◆ Short exercise:
Rewrite every line of the records with each "day-cell" replaced by "date-cell" and nothing else changed. Leave the pictures out of your answer.

Data taken from a collection
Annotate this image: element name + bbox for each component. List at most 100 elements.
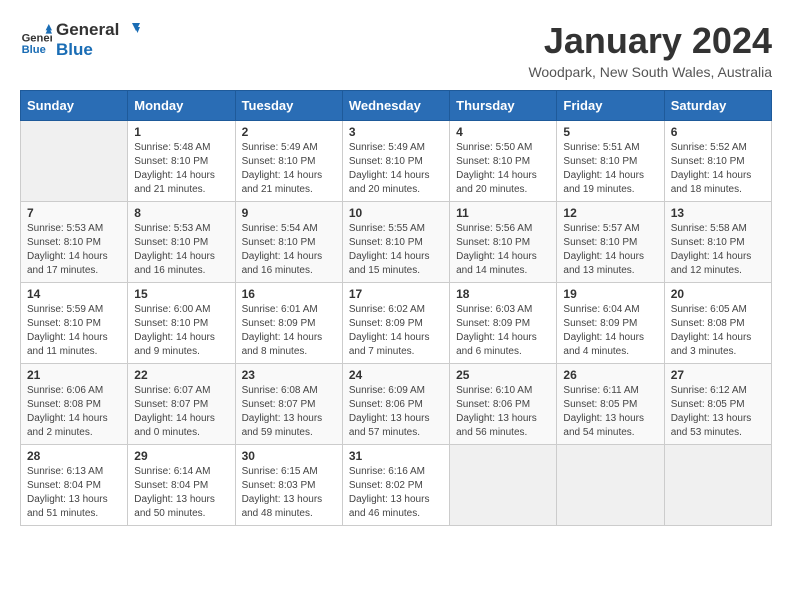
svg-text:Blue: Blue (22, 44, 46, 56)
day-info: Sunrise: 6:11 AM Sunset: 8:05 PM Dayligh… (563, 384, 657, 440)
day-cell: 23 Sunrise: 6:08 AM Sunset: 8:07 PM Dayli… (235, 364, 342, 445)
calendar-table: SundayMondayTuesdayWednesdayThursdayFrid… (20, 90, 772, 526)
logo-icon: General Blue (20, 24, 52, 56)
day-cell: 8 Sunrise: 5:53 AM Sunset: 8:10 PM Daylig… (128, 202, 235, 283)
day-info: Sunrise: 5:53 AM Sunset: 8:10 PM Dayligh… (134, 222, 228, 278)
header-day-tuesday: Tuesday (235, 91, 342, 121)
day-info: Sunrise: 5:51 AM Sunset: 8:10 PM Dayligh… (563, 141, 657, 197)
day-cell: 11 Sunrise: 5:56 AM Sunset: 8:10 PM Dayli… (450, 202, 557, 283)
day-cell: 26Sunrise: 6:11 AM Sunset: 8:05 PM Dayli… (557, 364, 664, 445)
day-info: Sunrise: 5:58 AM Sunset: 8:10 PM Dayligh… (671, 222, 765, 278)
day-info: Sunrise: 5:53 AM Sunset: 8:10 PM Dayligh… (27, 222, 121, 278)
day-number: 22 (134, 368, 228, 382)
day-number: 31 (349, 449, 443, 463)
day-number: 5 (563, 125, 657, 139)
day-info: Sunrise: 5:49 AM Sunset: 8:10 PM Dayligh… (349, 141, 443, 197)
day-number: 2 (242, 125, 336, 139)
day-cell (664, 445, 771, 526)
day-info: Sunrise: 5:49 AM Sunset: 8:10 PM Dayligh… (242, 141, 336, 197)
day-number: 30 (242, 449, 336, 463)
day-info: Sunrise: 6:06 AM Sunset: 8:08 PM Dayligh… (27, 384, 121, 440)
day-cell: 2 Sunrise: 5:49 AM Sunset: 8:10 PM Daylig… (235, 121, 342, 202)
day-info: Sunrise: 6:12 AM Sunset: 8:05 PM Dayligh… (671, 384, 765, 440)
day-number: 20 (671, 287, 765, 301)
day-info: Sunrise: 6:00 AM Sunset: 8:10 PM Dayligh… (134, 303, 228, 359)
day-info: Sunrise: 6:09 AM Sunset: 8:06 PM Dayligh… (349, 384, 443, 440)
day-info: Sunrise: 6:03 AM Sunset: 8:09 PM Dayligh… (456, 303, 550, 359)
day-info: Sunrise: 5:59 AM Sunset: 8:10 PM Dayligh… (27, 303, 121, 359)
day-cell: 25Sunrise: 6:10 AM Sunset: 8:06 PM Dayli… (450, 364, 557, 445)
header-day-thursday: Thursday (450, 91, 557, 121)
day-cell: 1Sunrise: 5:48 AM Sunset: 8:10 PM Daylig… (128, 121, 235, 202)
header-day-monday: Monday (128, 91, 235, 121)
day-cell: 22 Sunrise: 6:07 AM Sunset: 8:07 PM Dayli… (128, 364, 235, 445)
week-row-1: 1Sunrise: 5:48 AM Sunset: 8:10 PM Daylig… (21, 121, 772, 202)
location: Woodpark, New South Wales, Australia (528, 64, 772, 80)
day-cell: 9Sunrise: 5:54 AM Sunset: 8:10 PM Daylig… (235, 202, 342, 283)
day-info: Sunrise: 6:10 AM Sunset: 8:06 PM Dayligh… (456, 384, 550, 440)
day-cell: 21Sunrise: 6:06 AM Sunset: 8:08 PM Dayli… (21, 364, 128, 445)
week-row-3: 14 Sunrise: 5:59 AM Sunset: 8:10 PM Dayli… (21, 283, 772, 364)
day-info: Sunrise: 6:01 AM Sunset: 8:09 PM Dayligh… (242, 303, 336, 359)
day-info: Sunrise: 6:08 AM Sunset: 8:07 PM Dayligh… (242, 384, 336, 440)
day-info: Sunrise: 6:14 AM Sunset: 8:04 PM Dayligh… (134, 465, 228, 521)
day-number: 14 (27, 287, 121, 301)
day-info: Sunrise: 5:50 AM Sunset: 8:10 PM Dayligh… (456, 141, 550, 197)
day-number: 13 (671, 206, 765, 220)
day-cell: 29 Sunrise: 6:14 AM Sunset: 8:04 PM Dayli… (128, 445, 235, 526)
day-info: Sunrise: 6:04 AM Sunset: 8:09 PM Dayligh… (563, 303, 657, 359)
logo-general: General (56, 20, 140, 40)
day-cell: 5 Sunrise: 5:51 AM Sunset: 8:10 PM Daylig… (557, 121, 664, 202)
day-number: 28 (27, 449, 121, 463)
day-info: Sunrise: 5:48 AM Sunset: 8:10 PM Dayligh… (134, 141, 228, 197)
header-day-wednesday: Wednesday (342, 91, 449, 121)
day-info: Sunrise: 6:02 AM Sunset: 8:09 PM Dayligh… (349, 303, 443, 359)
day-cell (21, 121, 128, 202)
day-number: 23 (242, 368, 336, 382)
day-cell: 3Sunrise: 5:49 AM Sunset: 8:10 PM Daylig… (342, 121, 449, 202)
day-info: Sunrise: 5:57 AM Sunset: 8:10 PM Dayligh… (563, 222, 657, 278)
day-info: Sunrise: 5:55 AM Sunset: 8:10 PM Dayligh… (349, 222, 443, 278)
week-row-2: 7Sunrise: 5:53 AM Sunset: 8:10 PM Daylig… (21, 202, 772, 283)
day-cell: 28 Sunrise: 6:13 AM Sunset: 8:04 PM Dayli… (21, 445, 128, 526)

◆ Solution to this problem:
Annotate this image: element name + bbox for each component. List at most 100 elements.
svg-text:Blue: Blue (22, 44, 46, 56)
day-info: Sunrise: 6:11 AM Sunset: 8:05 PM Dayligh… (563, 384, 657, 440)
date-cell: 23 Sunrise: 6:08 AM Sunset: 8:07 PM Dayli… (235, 364, 342, 445)
calendar-table: SundayMondayTuesdayWednesdayThursdayFrid… (20, 90, 772, 526)
logo-icon: General Blue (20, 24, 52, 56)
date-cell: 8 Sunrise: 5:53 AM Sunset: 8:10 PM Daylig… (128, 202, 235, 283)
day-info: Sunrise: 5:53 AM Sunset: 8:10 PM Dayligh… (134, 222, 228, 278)
header-day-tuesday: Tuesday (235, 91, 342, 121)
day-info: Sunrise: 5:51 AM Sunset: 8:10 PM Dayligh… (563, 141, 657, 197)
date-cell: 11 Sunrise: 5:56 AM Sunset: 8:10 PM Dayli… (450, 202, 557, 283)
date-cell: 26Sunrise: 6:11 AM Sunset: 8:05 PM Dayli… (557, 364, 664, 445)
day-info: Sunrise: 5:58 AM Sunset: 8:10 PM Dayligh… (671, 222, 765, 278)
day-info: Sunrise: 5:53 AM Sunset: 8:10 PM Dayligh… (27, 222, 121, 278)
day-number: 22 (134, 368, 228, 382)
day-number: 31 (349, 449, 443, 463)
day-number: 5 (563, 125, 657, 139)
day-info: Sunrise: 5:49 AM Sunset: 8:10 PM Dayligh… (349, 141, 443, 197)
day-number: 2 (242, 125, 336, 139)
date-cell (664, 445, 771, 526)
day-info: Sunrise: 5:49 AM Sunset: 8:10 PM Dayligh… (242, 141, 336, 197)
day-number: 30 (242, 449, 336, 463)
day-info: Sunrise: 6:06 AM Sunset: 8:08 PM Dayligh… (27, 384, 121, 440)
date-cell: 2 Sunrise: 5:49 AM Sunset: 8:10 PM Daylig… (235, 121, 342, 202)
day-info: Sunrise: 6:12 AM Sunset: 8:05 PM Dayligh… (671, 384, 765, 440)
day-number: 20 (671, 287, 765, 301)
day-info: Sunrise: 6:00 AM Sunset: 8:10 PM Dayligh… (134, 303, 228, 359)
day-info: Sunrise: 6:09 AM Sunset: 8:06 PM Dayligh… (349, 384, 443, 440)
day-info: Sunrise: 6:03 AM Sunset: 8:09 PM Dayligh… (456, 303, 550, 359)
day-info: Sunrise: 5:59 AM Sunset: 8:10 PM Dayligh… (27, 303, 121, 359)
date-cell: 25Sunrise: 6:10 AM Sunset: 8:06 PM Dayli… (450, 364, 557, 445)
header-day-thursday: Thursday (450, 91, 557, 121)
date-cell: 1Sunrise: 5:48 AM Sunset: 8:10 PM Daylig… (128, 121, 235, 202)
header-day-monday: Monday (128, 91, 235, 121)
date-cell: 22 Sunrise: 6:07 AM Sunset: 8:07 PM Dayli… (128, 364, 235, 445)
week-row-1: 1Sunrise: 5:48 AM Sunset: 8:10 PM Daylig… (21, 121, 772, 202)
location: Woodpark, New South Wales, Australia (528, 64, 772, 80)
date-cell: 9Sunrise: 5:54 AM Sunset: 8:10 PM Daylig… (235, 202, 342, 283)
day-info: Sunrise: 6:10 AM Sunset: 8:06 PM Dayligh… (456, 384, 550, 440)
date-cell: 21Sunrise: 6:06 AM Sunset: 8:08 PM Dayli… (21, 364, 128, 445)
week-row-3: 14 Sunrise: 5:59 AM Sunset: 8:10 PM Dayli… (21, 283, 772, 364)
day-info: Sunrise: 6:01 AM Sunset: 8:09 PM Dayligh… (242, 303, 336, 359)
day-info: Sunrise: 6:08 AM Sunset: 8:07 PM Dayligh… (242, 384, 336, 440)
day-info: Sunrise: 6:14 AM Sunset: 8:04 PM Dayligh… (134, 465, 228, 521)
day-number: 14 (27, 287, 121, 301)
day-info: Sunrise: 5:50 AM Sunset: 8:10 PM Dayligh… (456, 141, 550, 197)
day-number: 13 (671, 206, 765, 220)
date-cell: 29 Sunrise: 6:14 AM Sunset: 8:04 PM Dayli… (128, 445, 235, 526)
day-info: Sunrise: 6:04 AM Sunset: 8:09 PM Dayligh… (563, 303, 657, 359)
logo-general: General (56, 20, 140, 40)
date-cell: 5 Sunrise: 5:51 AM Sunset: 8:10 PM Daylig… (557, 121, 664, 202)
day-number: 28 (27, 449, 121, 463)
day-info: Sunrise: 5:48 AM Sunset: 8:10 PM Dayligh… (134, 141, 228, 197)
header-day-wednesday: Wednesday (342, 91, 449, 121)
day-info: Sunrise: 6:02 AM Sunset: 8:09 PM Dayligh… (349, 303, 443, 359)
date-cell (21, 121, 128, 202)
day-number: 23 (242, 368, 336, 382)
date-cell: 3Sunrise: 5:49 AM Sunset: 8:10 PM Daylig… (342, 121, 449, 202)
day-info: Sunrise: 5:57 AM Sunset: 8:10 PM Dayligh… (563, 222, 657, 278)
day-info: Sunrise: 5:55 AM Sunset: 8:10 PM Dayligh… (349, 222, 443, 278)
week-row-2: 7Sunrise: 5:53 AM Sunset: 8:10 PM Daylig… (21, 202, 772, 283)
date-cell: 28 Sunrise: 6:13 AM Sunset: 8:04 PM Dayli… (21, 445, 128, 526)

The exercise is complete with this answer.